Tally up the lines carrying the string "subtitle" and respond with only the resulting number.

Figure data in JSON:
★ ★ ★ ★ ★ ★ ★
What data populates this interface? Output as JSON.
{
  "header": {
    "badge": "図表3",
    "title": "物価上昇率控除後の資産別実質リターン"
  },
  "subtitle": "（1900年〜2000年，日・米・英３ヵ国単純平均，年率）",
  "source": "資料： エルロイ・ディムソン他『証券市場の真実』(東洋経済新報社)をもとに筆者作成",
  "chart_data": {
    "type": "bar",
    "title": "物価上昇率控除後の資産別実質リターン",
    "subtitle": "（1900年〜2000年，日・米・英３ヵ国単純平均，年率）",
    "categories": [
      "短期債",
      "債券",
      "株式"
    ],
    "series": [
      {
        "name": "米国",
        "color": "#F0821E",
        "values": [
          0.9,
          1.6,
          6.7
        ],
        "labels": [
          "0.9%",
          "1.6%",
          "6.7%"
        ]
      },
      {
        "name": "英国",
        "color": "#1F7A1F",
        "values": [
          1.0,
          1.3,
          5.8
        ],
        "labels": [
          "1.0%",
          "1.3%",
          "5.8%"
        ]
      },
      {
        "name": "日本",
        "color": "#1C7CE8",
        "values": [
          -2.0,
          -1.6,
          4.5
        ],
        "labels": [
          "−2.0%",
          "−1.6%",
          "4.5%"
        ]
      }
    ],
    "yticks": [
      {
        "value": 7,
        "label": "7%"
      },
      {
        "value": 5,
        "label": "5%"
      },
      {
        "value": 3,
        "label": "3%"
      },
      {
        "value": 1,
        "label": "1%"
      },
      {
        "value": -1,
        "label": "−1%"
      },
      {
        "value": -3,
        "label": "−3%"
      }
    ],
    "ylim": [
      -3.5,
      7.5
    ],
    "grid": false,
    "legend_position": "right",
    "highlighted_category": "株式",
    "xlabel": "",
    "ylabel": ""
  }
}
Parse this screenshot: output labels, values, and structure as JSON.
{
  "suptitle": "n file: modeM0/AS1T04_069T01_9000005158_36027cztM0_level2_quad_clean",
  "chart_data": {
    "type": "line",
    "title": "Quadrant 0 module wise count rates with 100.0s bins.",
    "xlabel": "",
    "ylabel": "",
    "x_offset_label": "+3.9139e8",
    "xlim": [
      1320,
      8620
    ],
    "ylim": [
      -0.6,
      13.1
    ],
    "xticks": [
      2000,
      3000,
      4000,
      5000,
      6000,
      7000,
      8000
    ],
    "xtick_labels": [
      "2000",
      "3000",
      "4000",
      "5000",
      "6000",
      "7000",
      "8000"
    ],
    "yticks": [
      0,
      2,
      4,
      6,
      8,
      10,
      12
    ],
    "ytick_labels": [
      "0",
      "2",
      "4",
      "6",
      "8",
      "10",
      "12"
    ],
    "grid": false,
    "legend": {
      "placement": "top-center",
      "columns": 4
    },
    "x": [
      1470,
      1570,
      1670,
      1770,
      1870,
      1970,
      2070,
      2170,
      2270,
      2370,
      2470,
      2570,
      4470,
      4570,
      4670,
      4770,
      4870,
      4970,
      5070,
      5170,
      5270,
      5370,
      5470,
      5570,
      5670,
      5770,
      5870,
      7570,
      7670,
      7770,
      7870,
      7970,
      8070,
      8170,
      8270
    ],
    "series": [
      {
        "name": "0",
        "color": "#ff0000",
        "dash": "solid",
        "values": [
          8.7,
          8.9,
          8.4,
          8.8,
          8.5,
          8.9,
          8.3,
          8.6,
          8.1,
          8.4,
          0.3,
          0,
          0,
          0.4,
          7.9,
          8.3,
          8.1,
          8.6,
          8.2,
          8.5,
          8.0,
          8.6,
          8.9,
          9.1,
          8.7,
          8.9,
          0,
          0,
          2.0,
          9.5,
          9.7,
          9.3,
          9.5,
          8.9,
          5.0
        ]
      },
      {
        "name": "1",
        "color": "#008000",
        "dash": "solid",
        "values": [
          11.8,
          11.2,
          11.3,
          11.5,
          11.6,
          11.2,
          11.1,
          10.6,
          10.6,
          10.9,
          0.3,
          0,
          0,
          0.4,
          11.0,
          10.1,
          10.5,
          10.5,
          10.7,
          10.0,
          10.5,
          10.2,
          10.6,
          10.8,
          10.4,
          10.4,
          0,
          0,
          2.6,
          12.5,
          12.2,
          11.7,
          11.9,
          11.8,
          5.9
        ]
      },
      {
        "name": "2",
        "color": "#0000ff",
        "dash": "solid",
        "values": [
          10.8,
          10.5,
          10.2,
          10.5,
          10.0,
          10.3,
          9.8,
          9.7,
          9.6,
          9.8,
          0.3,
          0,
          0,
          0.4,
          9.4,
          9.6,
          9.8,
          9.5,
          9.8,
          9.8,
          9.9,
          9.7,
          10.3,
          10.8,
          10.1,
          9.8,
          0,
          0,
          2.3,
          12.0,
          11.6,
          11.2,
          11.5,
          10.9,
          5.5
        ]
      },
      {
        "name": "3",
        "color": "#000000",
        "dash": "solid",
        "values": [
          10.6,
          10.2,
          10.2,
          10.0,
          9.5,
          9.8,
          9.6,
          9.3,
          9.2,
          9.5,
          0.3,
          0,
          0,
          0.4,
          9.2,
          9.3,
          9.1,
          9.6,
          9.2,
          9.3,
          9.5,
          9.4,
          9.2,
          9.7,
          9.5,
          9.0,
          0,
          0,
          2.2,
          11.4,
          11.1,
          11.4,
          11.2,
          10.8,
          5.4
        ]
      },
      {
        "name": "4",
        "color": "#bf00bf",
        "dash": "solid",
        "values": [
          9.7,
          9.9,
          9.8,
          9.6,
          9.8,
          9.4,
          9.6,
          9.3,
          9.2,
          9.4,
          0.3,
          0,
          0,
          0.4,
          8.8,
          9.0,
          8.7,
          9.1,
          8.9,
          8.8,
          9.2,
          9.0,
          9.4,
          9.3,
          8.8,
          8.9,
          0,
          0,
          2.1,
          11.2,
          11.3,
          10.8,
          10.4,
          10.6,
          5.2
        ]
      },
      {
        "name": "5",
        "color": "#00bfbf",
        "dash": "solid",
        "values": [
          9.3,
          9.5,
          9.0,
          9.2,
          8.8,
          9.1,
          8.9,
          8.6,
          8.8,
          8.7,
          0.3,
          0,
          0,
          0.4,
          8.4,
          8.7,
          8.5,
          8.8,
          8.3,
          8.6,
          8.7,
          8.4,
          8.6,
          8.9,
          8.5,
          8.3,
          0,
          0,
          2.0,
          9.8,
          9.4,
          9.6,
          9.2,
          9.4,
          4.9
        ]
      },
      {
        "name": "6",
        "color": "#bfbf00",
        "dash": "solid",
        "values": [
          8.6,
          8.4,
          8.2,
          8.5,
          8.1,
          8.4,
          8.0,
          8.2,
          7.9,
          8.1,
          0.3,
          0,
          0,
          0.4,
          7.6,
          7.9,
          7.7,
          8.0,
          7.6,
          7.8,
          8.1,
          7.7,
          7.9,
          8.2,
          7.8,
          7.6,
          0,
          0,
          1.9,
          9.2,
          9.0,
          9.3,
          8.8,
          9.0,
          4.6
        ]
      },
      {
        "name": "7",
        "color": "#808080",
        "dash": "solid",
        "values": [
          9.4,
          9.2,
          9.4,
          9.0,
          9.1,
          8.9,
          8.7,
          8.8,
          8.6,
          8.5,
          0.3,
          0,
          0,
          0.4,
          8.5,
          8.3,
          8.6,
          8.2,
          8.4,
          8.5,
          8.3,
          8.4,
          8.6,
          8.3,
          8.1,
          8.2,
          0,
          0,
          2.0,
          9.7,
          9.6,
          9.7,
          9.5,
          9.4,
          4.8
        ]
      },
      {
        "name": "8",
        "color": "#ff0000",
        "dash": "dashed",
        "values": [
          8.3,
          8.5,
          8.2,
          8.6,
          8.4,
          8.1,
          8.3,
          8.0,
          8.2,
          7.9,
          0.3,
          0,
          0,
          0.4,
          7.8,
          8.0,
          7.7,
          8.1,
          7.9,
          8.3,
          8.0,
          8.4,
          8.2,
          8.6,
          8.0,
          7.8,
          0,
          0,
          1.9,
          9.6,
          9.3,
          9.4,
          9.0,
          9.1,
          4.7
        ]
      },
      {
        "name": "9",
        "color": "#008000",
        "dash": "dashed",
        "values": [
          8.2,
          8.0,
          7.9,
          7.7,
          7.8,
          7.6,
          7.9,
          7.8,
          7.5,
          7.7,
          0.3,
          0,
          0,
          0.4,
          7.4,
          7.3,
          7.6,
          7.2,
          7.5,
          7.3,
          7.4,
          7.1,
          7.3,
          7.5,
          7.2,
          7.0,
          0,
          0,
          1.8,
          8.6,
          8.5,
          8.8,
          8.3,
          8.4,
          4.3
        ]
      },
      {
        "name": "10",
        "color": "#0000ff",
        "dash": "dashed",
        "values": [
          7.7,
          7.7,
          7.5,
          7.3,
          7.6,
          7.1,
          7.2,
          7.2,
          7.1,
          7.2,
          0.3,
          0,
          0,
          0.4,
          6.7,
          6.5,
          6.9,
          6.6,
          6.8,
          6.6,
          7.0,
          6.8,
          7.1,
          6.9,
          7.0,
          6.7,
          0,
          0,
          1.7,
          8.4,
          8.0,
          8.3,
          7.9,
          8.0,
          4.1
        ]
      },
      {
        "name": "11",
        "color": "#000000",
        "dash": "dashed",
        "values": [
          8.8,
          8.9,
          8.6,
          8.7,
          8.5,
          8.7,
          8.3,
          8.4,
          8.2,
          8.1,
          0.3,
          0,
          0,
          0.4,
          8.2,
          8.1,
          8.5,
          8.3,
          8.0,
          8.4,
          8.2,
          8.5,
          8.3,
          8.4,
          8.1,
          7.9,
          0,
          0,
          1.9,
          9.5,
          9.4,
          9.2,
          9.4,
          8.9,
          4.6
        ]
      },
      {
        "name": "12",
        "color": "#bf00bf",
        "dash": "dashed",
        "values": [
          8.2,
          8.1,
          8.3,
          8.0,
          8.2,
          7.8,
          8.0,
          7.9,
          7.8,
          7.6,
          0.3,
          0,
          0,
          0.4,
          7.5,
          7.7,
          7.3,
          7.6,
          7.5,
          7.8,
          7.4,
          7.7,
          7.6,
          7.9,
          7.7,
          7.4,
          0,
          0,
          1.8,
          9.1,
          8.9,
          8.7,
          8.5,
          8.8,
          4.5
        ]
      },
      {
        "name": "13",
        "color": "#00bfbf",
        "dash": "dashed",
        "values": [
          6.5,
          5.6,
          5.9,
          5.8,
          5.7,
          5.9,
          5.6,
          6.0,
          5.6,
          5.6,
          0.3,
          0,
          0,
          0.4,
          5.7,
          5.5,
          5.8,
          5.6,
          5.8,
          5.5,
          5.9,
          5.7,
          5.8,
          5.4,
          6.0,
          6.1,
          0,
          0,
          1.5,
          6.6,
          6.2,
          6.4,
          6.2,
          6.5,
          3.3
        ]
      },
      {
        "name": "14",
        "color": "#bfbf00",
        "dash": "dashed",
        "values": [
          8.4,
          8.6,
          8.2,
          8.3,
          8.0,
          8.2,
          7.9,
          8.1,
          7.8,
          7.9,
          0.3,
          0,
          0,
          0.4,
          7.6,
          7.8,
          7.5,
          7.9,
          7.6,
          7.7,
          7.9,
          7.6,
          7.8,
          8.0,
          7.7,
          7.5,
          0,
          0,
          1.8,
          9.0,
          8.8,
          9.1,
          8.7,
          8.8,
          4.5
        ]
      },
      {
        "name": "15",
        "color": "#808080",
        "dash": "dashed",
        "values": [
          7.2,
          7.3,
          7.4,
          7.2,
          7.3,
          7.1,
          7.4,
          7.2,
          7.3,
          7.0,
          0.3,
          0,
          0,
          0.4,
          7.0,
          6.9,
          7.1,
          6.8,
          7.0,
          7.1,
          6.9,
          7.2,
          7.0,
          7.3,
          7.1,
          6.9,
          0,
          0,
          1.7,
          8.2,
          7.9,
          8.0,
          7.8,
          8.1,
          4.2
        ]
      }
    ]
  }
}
★ ★ ★ ★ ★ ★ ★
> [Exercise output]:
2